┌──

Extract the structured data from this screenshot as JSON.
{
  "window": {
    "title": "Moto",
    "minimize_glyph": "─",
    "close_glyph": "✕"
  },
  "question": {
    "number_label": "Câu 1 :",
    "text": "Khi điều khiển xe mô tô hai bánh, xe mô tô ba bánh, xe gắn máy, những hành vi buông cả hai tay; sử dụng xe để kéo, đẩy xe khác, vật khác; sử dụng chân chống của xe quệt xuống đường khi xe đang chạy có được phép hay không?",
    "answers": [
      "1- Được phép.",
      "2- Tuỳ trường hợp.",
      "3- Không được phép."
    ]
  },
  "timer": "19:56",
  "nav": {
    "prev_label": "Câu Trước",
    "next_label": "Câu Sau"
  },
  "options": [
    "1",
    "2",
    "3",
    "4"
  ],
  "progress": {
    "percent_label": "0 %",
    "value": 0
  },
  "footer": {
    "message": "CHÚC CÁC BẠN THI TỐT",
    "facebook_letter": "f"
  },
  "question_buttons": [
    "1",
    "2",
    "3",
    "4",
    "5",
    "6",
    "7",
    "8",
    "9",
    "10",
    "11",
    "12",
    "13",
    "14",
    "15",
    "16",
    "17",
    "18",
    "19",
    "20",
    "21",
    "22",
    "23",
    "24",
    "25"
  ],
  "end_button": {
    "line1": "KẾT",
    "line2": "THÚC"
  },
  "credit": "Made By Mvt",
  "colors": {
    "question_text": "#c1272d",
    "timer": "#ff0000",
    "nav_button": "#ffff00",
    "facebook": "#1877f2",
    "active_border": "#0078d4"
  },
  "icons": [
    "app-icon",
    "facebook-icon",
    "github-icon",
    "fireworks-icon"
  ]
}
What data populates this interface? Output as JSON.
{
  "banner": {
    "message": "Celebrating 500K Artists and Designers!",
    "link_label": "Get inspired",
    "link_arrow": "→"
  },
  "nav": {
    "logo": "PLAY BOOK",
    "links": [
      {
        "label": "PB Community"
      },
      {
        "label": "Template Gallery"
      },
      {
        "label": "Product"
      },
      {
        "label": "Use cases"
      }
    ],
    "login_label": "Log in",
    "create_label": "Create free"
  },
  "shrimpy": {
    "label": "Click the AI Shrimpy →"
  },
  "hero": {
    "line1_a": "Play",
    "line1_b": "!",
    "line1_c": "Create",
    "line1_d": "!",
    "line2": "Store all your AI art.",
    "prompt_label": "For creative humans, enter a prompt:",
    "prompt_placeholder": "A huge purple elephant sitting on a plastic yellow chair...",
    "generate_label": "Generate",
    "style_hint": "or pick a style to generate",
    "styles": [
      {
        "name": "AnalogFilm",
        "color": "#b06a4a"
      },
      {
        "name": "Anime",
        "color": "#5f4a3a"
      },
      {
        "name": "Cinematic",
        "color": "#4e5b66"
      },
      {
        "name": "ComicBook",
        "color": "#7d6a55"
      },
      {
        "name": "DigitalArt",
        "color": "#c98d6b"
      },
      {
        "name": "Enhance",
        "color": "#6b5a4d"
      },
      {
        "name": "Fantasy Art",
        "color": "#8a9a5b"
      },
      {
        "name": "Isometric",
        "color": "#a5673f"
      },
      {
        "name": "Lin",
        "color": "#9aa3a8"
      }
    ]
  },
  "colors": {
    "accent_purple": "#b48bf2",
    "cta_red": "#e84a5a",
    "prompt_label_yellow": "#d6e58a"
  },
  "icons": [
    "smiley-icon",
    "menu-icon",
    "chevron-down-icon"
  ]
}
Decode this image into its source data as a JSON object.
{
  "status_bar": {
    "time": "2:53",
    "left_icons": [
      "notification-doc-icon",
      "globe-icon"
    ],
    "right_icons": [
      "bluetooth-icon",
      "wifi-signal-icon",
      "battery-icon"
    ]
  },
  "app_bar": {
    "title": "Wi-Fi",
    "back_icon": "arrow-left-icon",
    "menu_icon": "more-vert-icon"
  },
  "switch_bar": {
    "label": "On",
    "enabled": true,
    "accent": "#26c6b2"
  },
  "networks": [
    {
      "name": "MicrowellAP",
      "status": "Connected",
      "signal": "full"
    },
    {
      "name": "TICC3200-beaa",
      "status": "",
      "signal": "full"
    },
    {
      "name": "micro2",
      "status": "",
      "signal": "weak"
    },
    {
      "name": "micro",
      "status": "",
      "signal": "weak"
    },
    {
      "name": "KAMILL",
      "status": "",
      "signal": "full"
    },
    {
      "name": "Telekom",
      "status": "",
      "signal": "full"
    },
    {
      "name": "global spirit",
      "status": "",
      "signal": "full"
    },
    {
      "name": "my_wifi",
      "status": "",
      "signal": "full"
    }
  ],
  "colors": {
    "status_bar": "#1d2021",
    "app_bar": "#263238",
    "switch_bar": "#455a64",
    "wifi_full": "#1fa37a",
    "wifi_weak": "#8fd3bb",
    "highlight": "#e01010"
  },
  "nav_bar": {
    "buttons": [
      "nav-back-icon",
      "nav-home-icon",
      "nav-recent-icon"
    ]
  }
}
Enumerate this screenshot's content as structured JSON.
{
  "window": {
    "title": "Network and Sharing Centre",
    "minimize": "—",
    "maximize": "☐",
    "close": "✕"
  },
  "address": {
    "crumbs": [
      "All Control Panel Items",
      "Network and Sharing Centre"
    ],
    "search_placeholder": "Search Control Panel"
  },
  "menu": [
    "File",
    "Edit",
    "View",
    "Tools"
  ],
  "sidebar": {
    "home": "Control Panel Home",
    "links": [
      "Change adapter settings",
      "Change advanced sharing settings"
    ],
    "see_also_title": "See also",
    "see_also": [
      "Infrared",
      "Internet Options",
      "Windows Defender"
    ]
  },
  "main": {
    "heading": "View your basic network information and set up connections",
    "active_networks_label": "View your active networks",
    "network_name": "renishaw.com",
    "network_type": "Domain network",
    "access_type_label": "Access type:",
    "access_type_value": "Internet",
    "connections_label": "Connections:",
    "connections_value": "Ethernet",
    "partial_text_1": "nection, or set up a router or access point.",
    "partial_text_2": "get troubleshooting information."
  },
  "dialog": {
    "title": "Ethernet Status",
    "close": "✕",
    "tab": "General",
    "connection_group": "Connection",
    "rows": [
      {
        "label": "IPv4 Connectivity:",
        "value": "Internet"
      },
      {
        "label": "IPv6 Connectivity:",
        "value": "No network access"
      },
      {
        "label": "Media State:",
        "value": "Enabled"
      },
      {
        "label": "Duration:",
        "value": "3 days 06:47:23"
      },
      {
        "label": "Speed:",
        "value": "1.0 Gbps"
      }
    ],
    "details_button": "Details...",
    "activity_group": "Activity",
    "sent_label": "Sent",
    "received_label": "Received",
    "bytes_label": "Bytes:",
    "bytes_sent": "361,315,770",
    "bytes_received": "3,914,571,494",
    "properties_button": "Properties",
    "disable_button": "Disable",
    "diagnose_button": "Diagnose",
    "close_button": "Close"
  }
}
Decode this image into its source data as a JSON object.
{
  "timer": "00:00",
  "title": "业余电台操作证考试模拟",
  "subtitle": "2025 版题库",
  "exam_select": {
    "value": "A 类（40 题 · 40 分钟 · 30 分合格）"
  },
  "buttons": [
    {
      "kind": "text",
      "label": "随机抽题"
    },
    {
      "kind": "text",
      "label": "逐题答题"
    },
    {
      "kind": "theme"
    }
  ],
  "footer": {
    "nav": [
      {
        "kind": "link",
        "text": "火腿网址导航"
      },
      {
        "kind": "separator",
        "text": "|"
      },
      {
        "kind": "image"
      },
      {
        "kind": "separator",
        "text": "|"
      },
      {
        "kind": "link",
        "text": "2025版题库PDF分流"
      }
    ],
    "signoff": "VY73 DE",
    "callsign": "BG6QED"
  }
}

└──

> **What you will do**
Reproduce the material above without altering a single character.

> **Exercise answer**
Extract the structured data from this screenshot as JSON.
{
  "window": {
    "title": "Moto",
    "minimize_glyph": "─",
    "close_glyph": "✕"
  },
  "question": {
    "number_label": "Câu 1 :",
    "text": "Khi điều khiển xe mô tô hai bánh, xe mô tô ba bánh, xe gắn máy, những hành vi buông cả hai tay; sử dụng xe để kéo, đẩy xe khác, vật khác; sử dụng chân chống của xe quệt xuống đường khi xe đang chạy có được phép hay không?",
    "answers": [
      "1- Được phép.",
      "2- Tuỳ trường hợp.",
      "3- Không được phép."
    ]
  },
  "timer": "19:56",
  "nav": {
    "prev_label": "Câu Trước",
    "next_label": "Câu Sau"
  },
  "options": [
    "1",
    "2",
    "3",
    "4"
  ],
  "progress": {
    "percent_label": "0 %",
    "value": 0
  },
  "footer": {
    "message": "CHÚC CÁC BẠN THI TỐT",
    "facebook_letter": "f"
  },
  "question_buttons": [
    "1",
    "2",
    "3",
    "4",
    "5",
    "6",
    "7",
    "8",
    "9",
    "10",
    "11",
    "12",
    "13",
    "14",
    "15",
    "16",
    "17",
    "18",
    "19",
    "20",
    "21",
    "22",
    "23",
    "24",
    "25"
  ],
  "end_button": {
    "line1": "KẾT",
    "line2": "THÚC"
  },
  "credit": "Made By Mvt",
  "colors": {
    "question_text": "#c1272d",
    "timer": "#ff0000",
    "nav_button": "#ffff00",
    "facebook": "#1877f2",
    "active_border": "#0078d4"
  },
  "icons": [
    "app-icon",
    "facebook-icon",
    "github-icon",
    "fireworks-icon"
  ]
}
What data populates this interface? Output as JSON.
{
  "banner": {
    "message": "Celebrating 500K Artists and Designers!",
    "link_label": "Get inspired",
    "link_arrow": "→"
  },
  "nav": {
    "logo": "PLAY BOOK",
    "links": [
      {
        "label": "PB Community"
      },
      {
        "label": "Template Gallery"
      },
      {
        "label": "Product"
      },
      {
        "label": "Use cases"
      }
    ],
    "login_label": "Log in",
    "create_label": "Create free"
  },
  "shrimpy": {
    "label": "Click the AI Shrimpy →"
  },
  "hero": {
    "line1_a": "Play",
    "line1_b": "!",
    "line1_c": "Create",
    "line1_d": "!",
    "line2": "Store all your AI art.",
    "prompt_label": "For creative humans, enter a prompt:",
    "prompt_placeholder": "A huge purple elephant sitting on a plastic yellow chair...",
    "generate_label": "Generate",
    "style_hint": "or pick a style to generate",
    "styles": [
      {
        "name": "AnalogFilm",
        "color": "#b06a4a"
      },
      {
        "name": "Anime",
        "color": "#5f4a3a"
      },
      {
        "name": "Cinematic",
        "color": "#4e5b66"
      },
      {
        "name": "ComicBook",
        "color": "#7d6a55"
      },
      {
        "name": "DigitalArt",
        "color": "#c98d6b"
      },
      {
        "name": "Enhance",
        "color": "#6b5a4d"
      },
      {
        "name": "Fantasy Art",
        "color": "#8a9a5b"
      },
      {
        "name": "Isometric",
        "color": "#a5673f"
      },
      {
        "name": "Lin",
        "color": "#9aa3a8"
      }
    ]
  },
  "colors": {
    "accent_purple": "#b48bf2",
    "cta_red": "#e84a5a",
    "prompt_label_yellow": "#d6e58a"
  },
  "icons": [
    "smiley-icon",
    "menu-icon",
    "chevron-down-icon"
  ]
}
Decode this image into its source data as a JSON object.
{
  "status_bar": {
    "time": "2:53",
    "left_icons": [
      "notification-doc-icon",
      "globe-icon"
    ],
    "right_icons": [
      "bluetooth-icon",
      "wifi-signal-icon",
      "battery-icon"
    ]
  },
  "app_bar": {
    "title": "Wi-Fi",
    "back_icon": "arrow-left-icon",
    "menu_icon": "more-vert-icon"
  },
  "switch_bar": {
    "label": "On",
    "enabled": true,
    "accent": "#26c6b2"
  },
  "networks": [
    {
      "name": "MicrowellAP",
      "status": "Connected",
      "signal": "full"
    },
    {
      "name": "TICC3200-beaa",
      "status": "",
      "signal": "full"
    },
    {
      "name": "micro2",
      "status": "",
      "signal": "weak"
    },
    {
      "name": "micro",
      "status": "",
      "signal": "weak"
    },
    {
      "name": "KAMILL",
      "status": "",
      "signal": "full"
    },
    {
      "name": "Telekom",
      "status": "",
      "signal": "full"
    },
    {
      "name": "global spirit",
      "status": "",
      "signal": "full"
    },
    {
      "name": "my_wifi",
      "status": "",
      "signal": "full"
    }
  ],
  "colors": {
    "status_bar": "#1d2021",
    "app_bar": "#263238",
    "switch_bar": "#455a64",
    "wifi_full": "#1fa37a",
    "wifi_weak": "#8fd3bb",
    "highlight": "#e01010"
  },
  "nav_bar": {
    "buttons": [
      "nav-back-icon",
      "nav-home-icon",
      "nav-recent-icon"
    ]
  }
}
Enumerate this screenshot's content as structured JSON.
{
  "window": {
    "title": "Network and Sharing Centre",
    "minimize": "—",
    "maximize": "☐",
    "close": "✕"
  },
  "address": {
    "crumbs": [
      "All Control Panel Items",
      "Network and Sharing Centre"
    ],
    "search_placeholder": "Search Control Panel"
  },
  "menu": [
    "File",
    "Edit",
    "View",
    "Tools"
  ],
  "sidebar": {
    "home": "Control Panel Home",
    "links": [
      "Change adapter settings",
      "Change advanced sharing settings"
    ],
    "see_also_title": "See also",
    "see_also": [
      "Infrared",
      "Internet Options",
      "Windows Defender"
    ]
  },
  "main": {
    "heading": "View your basic network information and set up connections",
    "active_networks_label": "View your active networks",
    "network_name": "renishaw.com",
    "network_type": "Domain network",
    "access_type_label": "Access type:",
    "access_type_value": "Internet",
    "connections_label": "Connections:",
    "connections_value": "Ethernet",
    "partial_text_1": "nection, or set up a router or access point.",
    "partial_text_2": "get troubleshooting information."
  },
  "dialog": {
    "title": "Ethernet Status",
    "close": "✕",
    "tab": "General",
    "connection_group": "Connection",
    "rows": [
      {
        "label": "IPv4 Connectivity:",
        "value": "Internet"
      },
      {
        "label": "IPv6 Connectivity:",
        "value": "No network access"
      },
      {
        "label": "Media State:",
        "value": "Enabled"
      },
      {
        "label": "Duration:",
        "value": "3 days 06:47:23"
      },
      {
        "label": "Speed:",
        "value": "1.0 Gbps"
      }
    ],
    "details_button": "Details...",
    "activity_group": "Activity",
    "sent_label": "Sent",
    "received_label": "Received",
    "bytes_label": "Bytes:",
    "bytes_sent": "361,315,770",
    "bytes_received": "3,914,571,494",
    "properties_button": "Properties",
    "disable_button": "Disable",
    "diagnose_button": "Diagnose",
    "close_button": "Close"
  }
}
Decode this image into its source data as a JSON object.
{
  "timer": "00:00",
  "title": "业余电台操作证考试模拟",
  "subtitle": "2025 版题库",
  "exam_select": {
    "value": "A 类（40 题 · 40 分钟 · 30 分合格）"
  },
  "buttons": [
    {
      "kind": "text",
      "label": "随机抽题"
    },
    {
      "kind": "text",
      "label": "逐题答题"
    },
    {
      "kind": "theme"
    }
  ],
  "footer": {
    "nav": [
      {
        "kind": "link",
        "text": "火腿网址导航"
      },
      {
        "kind": "separator",
        "text": "|"
      },
      {
        "kind": "image"
      },
      {
        "kind": "separator",
        "text": "|"
      },
      {
        "kind": "link",
        "text": "2025版题库PDF分流"
      }
    ],
    "signoff": "VY73 DE",
    "callsign": "BG6QED"
  }
}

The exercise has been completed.